## Task to complete
In your copy, leave out the pictures; write out all the data exactly.

## Records shown
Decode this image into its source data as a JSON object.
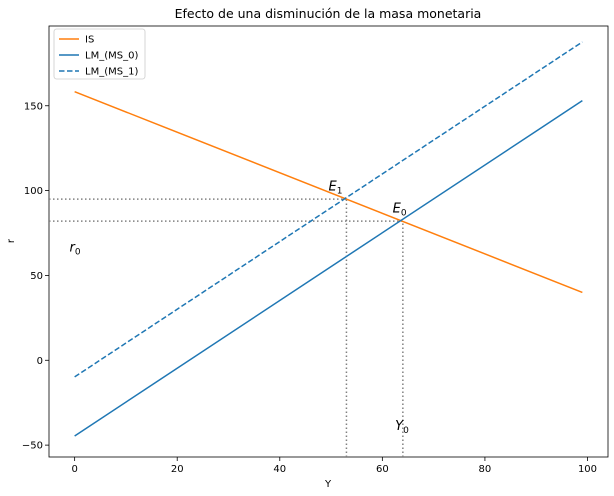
{
  "chart_data": {
    "type": "line",
    "title": "Efecto de una disminución de la masa monetaria",
    "xlabel": "Y",
    "ylabel": "r",
    "xlim": [
      -5,
      104
    ],
    "ylim": [
      -57,
      197
    ],
    "xticks": [
      0,
      20,
      40,
      60,
      80,
      100
    ],
    "yticks": [
      -50,
      0,
      50,
      100,
      150
    ],
    "grid": false,
    "legend_position": "top-left",
    "series": [
      {
        "name": "IS",
        "color": "#ff7f0e",
        "style": "solid",
        "x": [
          0,
          99
        ],
        "y": [
          158.3,
          40
        ]
      },
      {
        "name": "LM_(MS_0)",
        "color": "#1f77b4",
        "style": "solid",
        "x": [
          0,
          99
        ],
        "y": [
          -44.6,
          153
        ]
      },
      {
        "name": "LM_(MS_1)",
        "color": "#1f77b4",
        "style": "dashed",
        "x": [
          0,
          99
        ],
        "y": [
          -9.8,
          187.6
        ]
      }
    ],
    "guides": [
      {
        "kind": "hline",
        "y": 95,
        "x_to": 53
      },
      {
        "kind": "vline",
        "x": 53,
        "y_to": 95
      },
      {
        "kind": "hline",
        "y": 82,
        "x_to": 64
      },
      {
        "kind": "vline",
        "x": 64,
        "y_to": 82
      }
    ],
    "annotations": [
      {
        "base": "E",
        "sub": "1",
        "x": 49.5,
        "y": 100
      },
      {
        "base": "E",
        "sub": "0",
        "x": 62,
        "y": 87
      },
      {
        "base": "r",
        "sub": "0",
        "x": -1,
        "y": 64
      },
      {
        "base": "Y",
        "sub": "0",
        "x": 62.5,
        "y": -41
      }
    ]
  }
}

## Exercise response
Decode this image into its source data as a JSON object.
{
  "chart_data": {
    "type": "line",
    "title": "Efecto de una disminución de la masa monetaria",
    "xlabel": "Y",
    "ylabel": "r",
    "xlim": [
      -5,
      104
    ],
    "ylim": [
      -57,
      197
    ],
    "xticks": [
      0,
      20,
      40,
      60,
      80,
      100
    ],
    "yticks": [
      -50,
      0,
      50,
      100,
      150
    ],
    "grid": false,
    "legend_position": "top-left",
    "series": [
      {
        "name": "IS",
        "color": "#ff7f0e",
        "style": "solid",
        "x": [
          0,
          99
        ],
        "y": [
          158.3,
          40
        ]
      },
      {
        "name": "LM_(MS_0)",
        "color": "#1f77b4",
        "style": "solid",
        "x": [
          0,
          99
        ],
        "y": [
          -44.6,
          153
        ]
      },
      {
        "name": "LM_(MS_1)",
        "color": "#1f77b4",
        "style": "dashed",
        "x": [
          0,
          99
        ],
        "y": [
          -9.8,
          187.6
        ]
      }
    ],
    "guides": [
      {
        "kind": "hline",
        "y": 95,
        "x_to": 53
      },
      {
        "kind": "vline",
        "x": 53,
        "y_to": 95
      },
      {
        "kind": "hline",
        "y": 82,
        "x_to": 64
      },
      {
        "kind": "vline",
        "x": 64,
        "y_to": 82
      }
    ],
    "annotations": [
      {
        "base": "E",
        "sub": "1",
        "x": 49.5,
        "y": 100
      },
      {
        "base": "E",
        "sub": "0",
        "x": 62,
        "y": 87
      },
      {
        "base": "r",
        "sub": "0",
        "x": -1,
        "y": 64
      },
      {
        "base": "Y",
        "sub": "0",
        "x": 62.5,
        "y": -41
      }
    ]
  }
}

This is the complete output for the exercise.